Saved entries
^^^^^^^^
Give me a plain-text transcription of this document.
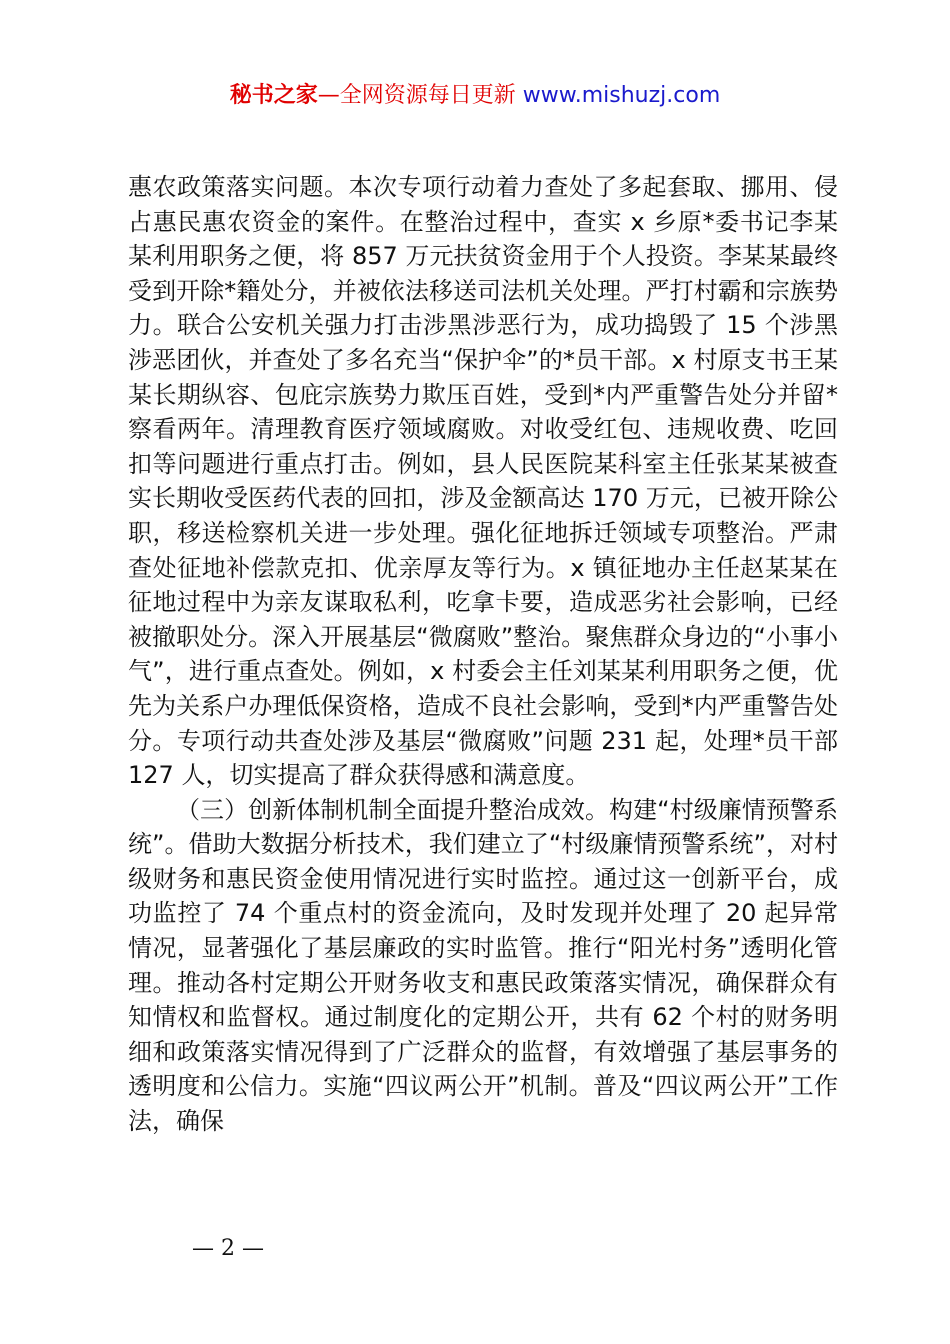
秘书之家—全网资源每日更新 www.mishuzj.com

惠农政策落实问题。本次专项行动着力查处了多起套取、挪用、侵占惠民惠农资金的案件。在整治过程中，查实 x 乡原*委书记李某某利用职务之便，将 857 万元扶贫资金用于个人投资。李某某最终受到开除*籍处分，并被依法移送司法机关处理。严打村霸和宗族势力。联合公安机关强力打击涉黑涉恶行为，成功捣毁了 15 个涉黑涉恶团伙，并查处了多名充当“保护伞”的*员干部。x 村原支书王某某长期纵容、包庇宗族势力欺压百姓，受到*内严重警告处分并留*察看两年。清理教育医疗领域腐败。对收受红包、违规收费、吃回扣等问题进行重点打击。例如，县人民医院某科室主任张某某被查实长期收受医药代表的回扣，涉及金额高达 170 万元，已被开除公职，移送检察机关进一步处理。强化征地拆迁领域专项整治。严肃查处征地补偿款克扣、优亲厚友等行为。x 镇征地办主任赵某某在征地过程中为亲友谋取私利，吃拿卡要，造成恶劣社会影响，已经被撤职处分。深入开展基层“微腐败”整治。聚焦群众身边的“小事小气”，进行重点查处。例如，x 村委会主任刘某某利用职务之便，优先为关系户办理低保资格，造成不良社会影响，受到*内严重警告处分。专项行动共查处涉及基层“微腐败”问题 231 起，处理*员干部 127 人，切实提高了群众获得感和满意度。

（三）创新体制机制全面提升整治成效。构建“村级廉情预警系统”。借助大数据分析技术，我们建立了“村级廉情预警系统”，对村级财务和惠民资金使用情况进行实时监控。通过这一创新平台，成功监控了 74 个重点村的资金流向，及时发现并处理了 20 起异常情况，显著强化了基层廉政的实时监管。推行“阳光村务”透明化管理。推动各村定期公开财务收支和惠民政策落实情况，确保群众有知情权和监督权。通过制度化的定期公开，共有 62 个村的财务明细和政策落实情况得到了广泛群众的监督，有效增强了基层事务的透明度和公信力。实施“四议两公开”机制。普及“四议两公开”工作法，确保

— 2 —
^^^^^^^^
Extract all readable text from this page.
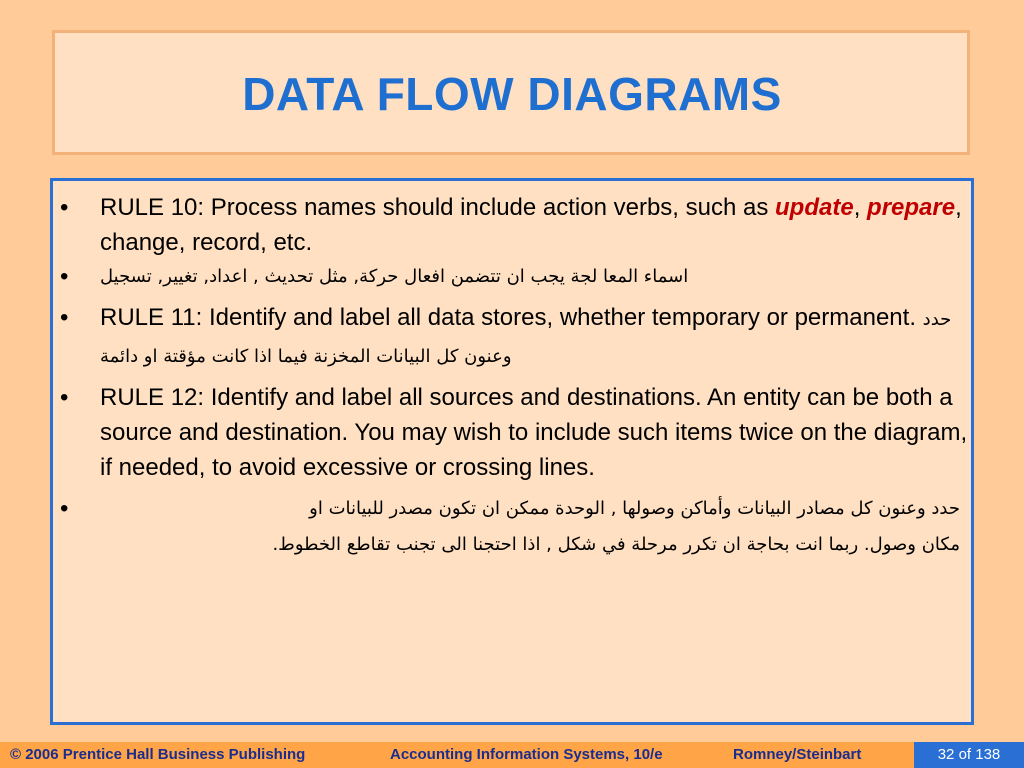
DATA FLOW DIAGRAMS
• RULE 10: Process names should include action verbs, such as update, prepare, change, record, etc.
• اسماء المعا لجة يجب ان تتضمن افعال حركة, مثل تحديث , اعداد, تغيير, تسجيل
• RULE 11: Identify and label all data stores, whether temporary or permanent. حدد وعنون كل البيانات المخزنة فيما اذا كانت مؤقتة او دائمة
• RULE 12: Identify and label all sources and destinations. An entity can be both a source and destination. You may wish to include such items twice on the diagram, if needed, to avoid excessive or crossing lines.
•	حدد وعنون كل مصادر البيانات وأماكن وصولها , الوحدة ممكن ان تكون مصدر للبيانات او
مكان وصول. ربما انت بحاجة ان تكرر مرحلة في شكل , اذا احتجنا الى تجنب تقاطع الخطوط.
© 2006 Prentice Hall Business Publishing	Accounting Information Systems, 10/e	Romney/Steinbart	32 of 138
^^^^^^^^
_What you are asked to do:_ Copy each line of the listing that holds the word "such".

_Full output:_
• RULE 10: Process names should include action verbs, such as update, prepare, change, record, etc.
• RULE 12: Identify and label all sources and destinations. An entity can be both a source and destination. You may wish to include such items twice on the diagram, if needed, to avoid excessive or crossing lines.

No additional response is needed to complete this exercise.